[Raw records]
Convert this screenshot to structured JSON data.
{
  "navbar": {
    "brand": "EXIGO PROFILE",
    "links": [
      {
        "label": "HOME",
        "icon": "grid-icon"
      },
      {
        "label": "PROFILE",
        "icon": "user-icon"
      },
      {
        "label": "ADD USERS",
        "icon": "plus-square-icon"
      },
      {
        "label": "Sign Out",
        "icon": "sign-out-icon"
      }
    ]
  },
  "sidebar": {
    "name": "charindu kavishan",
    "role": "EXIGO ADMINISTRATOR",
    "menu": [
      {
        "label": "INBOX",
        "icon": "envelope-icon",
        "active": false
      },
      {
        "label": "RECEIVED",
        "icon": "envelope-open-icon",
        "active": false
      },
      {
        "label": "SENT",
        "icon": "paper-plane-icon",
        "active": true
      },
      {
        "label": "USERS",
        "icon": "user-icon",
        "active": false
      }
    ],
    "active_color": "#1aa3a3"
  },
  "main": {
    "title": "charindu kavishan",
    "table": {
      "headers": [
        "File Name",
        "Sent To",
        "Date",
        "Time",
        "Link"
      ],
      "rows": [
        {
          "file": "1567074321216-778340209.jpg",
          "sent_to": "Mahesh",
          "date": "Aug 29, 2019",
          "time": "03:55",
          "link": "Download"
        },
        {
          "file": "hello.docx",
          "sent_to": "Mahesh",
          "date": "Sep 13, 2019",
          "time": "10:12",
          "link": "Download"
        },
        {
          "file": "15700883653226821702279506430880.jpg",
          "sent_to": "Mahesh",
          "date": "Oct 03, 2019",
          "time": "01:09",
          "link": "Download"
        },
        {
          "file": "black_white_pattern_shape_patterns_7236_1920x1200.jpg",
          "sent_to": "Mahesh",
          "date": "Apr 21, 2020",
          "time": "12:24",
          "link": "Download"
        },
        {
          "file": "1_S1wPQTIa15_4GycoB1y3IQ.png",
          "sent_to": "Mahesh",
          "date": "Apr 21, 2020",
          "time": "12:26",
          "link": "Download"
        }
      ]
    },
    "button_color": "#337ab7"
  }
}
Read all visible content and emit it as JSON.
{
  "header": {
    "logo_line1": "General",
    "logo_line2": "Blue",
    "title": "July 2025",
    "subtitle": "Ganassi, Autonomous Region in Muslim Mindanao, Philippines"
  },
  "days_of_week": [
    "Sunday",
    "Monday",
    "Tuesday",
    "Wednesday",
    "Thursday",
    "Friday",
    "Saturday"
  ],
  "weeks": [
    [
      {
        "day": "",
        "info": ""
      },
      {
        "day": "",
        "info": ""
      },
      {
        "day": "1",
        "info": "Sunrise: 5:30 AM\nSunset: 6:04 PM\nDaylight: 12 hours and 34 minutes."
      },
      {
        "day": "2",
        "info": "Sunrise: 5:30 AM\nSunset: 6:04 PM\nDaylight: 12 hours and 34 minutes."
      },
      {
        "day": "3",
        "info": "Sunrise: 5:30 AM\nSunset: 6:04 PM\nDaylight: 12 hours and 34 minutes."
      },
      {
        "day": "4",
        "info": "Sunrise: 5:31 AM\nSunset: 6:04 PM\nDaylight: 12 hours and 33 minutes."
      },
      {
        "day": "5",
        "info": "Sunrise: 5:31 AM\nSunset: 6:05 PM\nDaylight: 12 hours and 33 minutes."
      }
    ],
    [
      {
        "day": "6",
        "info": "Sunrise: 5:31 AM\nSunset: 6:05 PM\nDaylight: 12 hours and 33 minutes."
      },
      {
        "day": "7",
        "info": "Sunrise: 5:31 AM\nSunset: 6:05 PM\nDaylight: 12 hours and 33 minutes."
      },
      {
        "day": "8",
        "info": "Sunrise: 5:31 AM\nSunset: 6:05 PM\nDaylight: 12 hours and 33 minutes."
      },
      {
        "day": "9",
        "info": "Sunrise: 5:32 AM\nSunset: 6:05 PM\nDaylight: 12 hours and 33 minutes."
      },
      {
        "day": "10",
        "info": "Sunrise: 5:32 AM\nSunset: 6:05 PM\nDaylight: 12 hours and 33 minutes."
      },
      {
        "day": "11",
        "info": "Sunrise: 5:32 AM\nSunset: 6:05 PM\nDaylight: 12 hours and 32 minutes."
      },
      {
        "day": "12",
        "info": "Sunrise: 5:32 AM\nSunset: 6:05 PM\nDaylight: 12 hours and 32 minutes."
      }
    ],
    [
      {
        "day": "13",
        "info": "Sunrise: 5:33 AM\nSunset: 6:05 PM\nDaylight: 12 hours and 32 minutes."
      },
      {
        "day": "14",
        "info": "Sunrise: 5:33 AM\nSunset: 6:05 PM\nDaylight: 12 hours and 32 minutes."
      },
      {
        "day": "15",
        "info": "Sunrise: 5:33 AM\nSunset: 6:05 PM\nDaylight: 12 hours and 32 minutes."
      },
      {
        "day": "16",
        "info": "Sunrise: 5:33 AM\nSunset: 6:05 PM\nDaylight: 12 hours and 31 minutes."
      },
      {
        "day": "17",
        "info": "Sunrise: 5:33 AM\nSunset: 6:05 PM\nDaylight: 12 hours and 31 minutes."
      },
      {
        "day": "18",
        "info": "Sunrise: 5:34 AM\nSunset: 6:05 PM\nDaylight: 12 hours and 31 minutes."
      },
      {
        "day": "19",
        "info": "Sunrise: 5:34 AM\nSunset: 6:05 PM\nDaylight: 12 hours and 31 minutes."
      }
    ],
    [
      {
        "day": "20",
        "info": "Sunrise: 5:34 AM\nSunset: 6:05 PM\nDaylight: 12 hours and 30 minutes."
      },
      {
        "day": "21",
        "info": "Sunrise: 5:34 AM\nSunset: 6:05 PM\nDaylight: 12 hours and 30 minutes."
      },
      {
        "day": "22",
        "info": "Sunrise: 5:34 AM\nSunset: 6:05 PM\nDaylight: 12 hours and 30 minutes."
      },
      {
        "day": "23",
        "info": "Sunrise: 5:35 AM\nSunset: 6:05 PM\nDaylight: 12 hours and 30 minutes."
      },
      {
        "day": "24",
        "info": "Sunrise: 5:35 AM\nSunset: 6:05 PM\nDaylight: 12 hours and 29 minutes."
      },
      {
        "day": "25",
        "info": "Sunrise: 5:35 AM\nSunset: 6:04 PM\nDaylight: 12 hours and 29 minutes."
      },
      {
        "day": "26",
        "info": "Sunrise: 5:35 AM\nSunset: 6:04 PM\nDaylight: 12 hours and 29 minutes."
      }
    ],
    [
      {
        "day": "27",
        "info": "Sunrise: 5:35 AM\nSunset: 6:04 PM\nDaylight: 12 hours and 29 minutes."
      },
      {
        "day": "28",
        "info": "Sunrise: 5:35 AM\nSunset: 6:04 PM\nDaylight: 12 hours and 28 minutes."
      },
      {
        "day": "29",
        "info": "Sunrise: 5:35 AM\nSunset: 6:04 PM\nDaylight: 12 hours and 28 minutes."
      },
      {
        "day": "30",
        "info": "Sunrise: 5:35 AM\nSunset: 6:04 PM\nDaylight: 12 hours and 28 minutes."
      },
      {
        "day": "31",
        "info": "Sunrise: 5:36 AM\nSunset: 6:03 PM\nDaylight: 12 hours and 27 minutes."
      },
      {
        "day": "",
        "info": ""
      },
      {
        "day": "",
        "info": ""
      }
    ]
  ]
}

● **What the task requires**:
Set down every line of the listing above again, exactly as given.

● **In response**:
Convert this screenshot to structured JSON data.
{
  "navbar": {
    "brand": "EXIGO PROFILE",
    "links": [
      {
        "label": "HOME",
        "icon": "grid-icon"
      },
      {
        "label": "PROFILE",
        "icon": "user-icon"
      },
      {
        "label": "ADD USERS",
        "icon": "plus-square-icon"
      },
      {
        "label": "Sign Out",
        "icon": "sign-out-icon"
      }
    ]
  },
  "sidebar": {
    "name": "charindu kavishan",
    "role": "EXIGO ADMINISTRATOR",
    "menu": [
      {
        "label": "INBOX",
        "icon": "envelope-icon",
        "active": false
      },
      {
        "label": "RECEIVED",
        "icon": "envelope-open-icon",
        "active": false
      },
      {
        "label": "SENT",
        "icon": "paper-plane-icon",
        "active": true
      },
      {
        "label": "USERS",
        "icon": "user-icon",
        "active": false
      }
    ],
    "active_color": "#1aa3a3"
  },
  "main": {
    "title": "charindu kavishan",
    "table": {
      "headers": [
        "File Name",
        "Sent To",
        "Date",
        "Time",
        "Link"
      ],
      "rows": [
        {
          "file": "1567074321216-778340209.jpg",
          "sent_to": "Mahesh",
          "date": "Aug 29, 2019",
          "time": "03:55",
          "link": "Download"
        },
        {
          "file": "hello.docx",
          "sent_to": "Mahesh",
          "date": "Sep 13, 2019",
          "time": "10:12",
          "link": "Download"
        },
        {
          "file": "15700883653226821702279506430880.jpg",
          "sent_to": "Mahesh",
          "date": "Oct 03, 2019",
          "time": "01:09",
          "link": "Download"
        },
        {
          "file": "black_white_pattern_shape_patterns_7236_1920x1200.jpg",
          "sent_to": "Mahesh",
          "date": "Apr 21, 2020",
          "time": "12:24",
          "link": "Download"
        },
        {
          "file": "1_S1wPQTIa15_4GycoB1y3IQ.png",
          "sent_to": "Mahesh",
          "date": "Apr 21, 2020",
          "time": "12:26",
          "link": "Download"
        }
      ]
    },
    "button_color": "#337ab7"
  }
}
Read all visible content and emit it as JSON.
{
  "header": {
    "logo_line1": "General",
    "logo_line2": "Blue",
    "title": "July 2025",
    "subtitle": "Ganassi, Autonomous Region in Muslim Mindanao, Philippines"
  },
  "days_of_week": [
    "Sunday",
    "Monday",
    "Tuesday",
    "Wednesday",
    "Thursday",
    "Friday",
    "Saturday"
  ],
  "weeks": [
    [
      {
        "day": "",
        "info": ""
      },
      {
        "day": "",
        "info": ""
      },
      {
        "day": "1",
        "info": "Sunrise: 5:30 AM\nSunset: 6:04 PM\nDaylight: 12 hours and 34 minutes."
      },
      {
        "day": "2",
        "info": "Sunrise: 5:30 AM\nSunset: 6:04 PM\nDaylight: 12 hours and 34 minutes."
      },
      {
        "day": "3",
        "info": "Sunrise: 5:30 AM\nSunset: 6:04 PM\nDaylight: 12 hours and 34 minutes."
      },
      {
        "day": "4",
        "info": "Sunrise: 5:31 AM\nSunset: 6:04 PM\nDaylight: 12 hours and 33 minutes."
      },
      {
        "day": "5",
        "info": "Sunrise: 5:31 AM\nSunset: 6:05 PM\nDaylight: 12 hours and 33 minutes."
      }
    ],
    [
      {
        "day": "6",
        "info": "Sunrise: 5:31 AM\nSunset: 6:05 PM\nDaylight: 12 hours and 33 minutes."
      },
      {
        "day": "7",
        "info": "Sunrise: 5:31 AM\nSunset: 6:05 PM\nDaylight: 12 hours and 33 minutes."
      },
      {
        "day": "8",
        "info": "Sunrise: 5:31 AM\nSunset: 6:05 PM\nDaylight: 12 hours and 33 minutes."
      },
      {
        "day": "9",
        "info": "Sunrise: 5:32 AM\nSunset: 6:05 PM\nDaylight: 12 hours and 33 minutes."
      },
      {
        "day": "10",
        "info": "Sunrise: 5:32 AM\nSunset: 6:05 PM\nDaylight: 12 hours and 33 minutes."
      },
      {
        "day": "11",
        "info": "Sunrise: 5:32 AM\nSunset: 6:05 PM\nDaylight: 12 hours and 32 minutes."
      },
      {
        "day": "12",
        "info": "Sunrise: 5:32 AM\nSunset: 6:05 PM\nDaylight: 12 hours and 32 minutes."
      }
    ],
    [
      {
        "day": "13",
        "info": "Sunrise: 5:33 AM\nSunset: 6:05 PM\nDaylight: 12 hours and 32 minutes."
      },
      {
        "day": "14",
        "info": "Sunrise: 5:33 AM\nSunset: 6:05 PM\nDaylight: 12 hours and 32 minutes."
      },
      {
        "day": "15",
        "info": "Sunrise: 5:33 AM\nSunset: 6:05 PM\nDaylight: 12 hours and 32 minutes."
      },
      {
        "day": "16",
        "info": "Sunrise: 5:33 AM\nSunset: 6:05 PM\nDaylight: 12 hours and 31 minutes."
      },
      {
        "day": "17",
        "info": "Sunrise: 5:33 AM\nSunset: 6:05 PM\nDaylight: 12 hours and 31 minutes."
      },
      {
        "day": "18",
        "info": "Sunrise: 5:34 AM\nSunset: 6:05 PM\nDaylight: 12 hours and 31 minutes."
      },
      {
        "day": "19",
        "info": "Sunrise: 5:34 AM\nSunset: 6:05 PM\nDaylight: 12 hours and 31 minutes."
      }
    ],
    [
      {
        "day": "20",
        "info": "Sunrise: 5:34 AM\nSunset: 6:05 PM\nDaylight: 12 hours and 30 minutes."
      },
      {
        "day": "21",
        "info": "Sunrise: 5:34 AM\nSunset: 6:05 PM\nDaylight: 12 hours and 30 minutes."
      },
      {
        "day": "22",
        "info": "Sunrise: 5:34 AM\nSunset: 6:05 PM\nDaylight: 12 hours and 30 minutes."
      },
      {
        "day": "23",
        "info": "Sunrise: 5:35 AM\nSunset: 6:05 PM\nDaylight: 12 hours and 30 minutes."
      },
      {
        "day": "24",
        "info": "Sunrise: 5:35 AM\nSunset: 6:05 PM\nDaylight: 12 hours and 29 minutes."
      },
      {
        "day": "25",
        "info": "Sunrise: 5:35 AM\nSunset: 6:04 PM\nDaylight: 12 hours and 29 minutes."
      },
      {
        "day": "26",
        "info": "Sunrise: 5:35 AM\nSunset: 6:04 PM\nDaylight: 12 hours and 29 minutes."
      }
    ],
    [
      {
        "day": "27",
        "info": "Sunrise: 5:35 AM\nSunset: 6:04 PM\nDaylight: 12 hours and 29 minutes."
      },
      {
        "day": "28",
        "info": "Sunrise: 5:35 AM\nSunset: 6:04 PM\nDaylight: 12 hours and 28 minutes."
      },
      {
        "day": "29",
        "info": "Sunrise: 5:35 AM\nSunset: 6:04 PM\nDaylight: 12 hours and 28 minutes."
      },
      {
        "day": "30",
        "info": "Sunrise: 5:35 AM\nSunset: 6:04 PM\nDaylight: 12 hours and 28 minutes."
      },
      {
        "day": "31",
        "info": "Sunrise: 5:36 AM\nSunset: 6:03 PM\nDaylight: 12 hours and 27 minutes."
      },
      {
        "day": "",
        "info": ""
      },
      {
        "day": "",
        "info": ""
      }
    ]
  ]
}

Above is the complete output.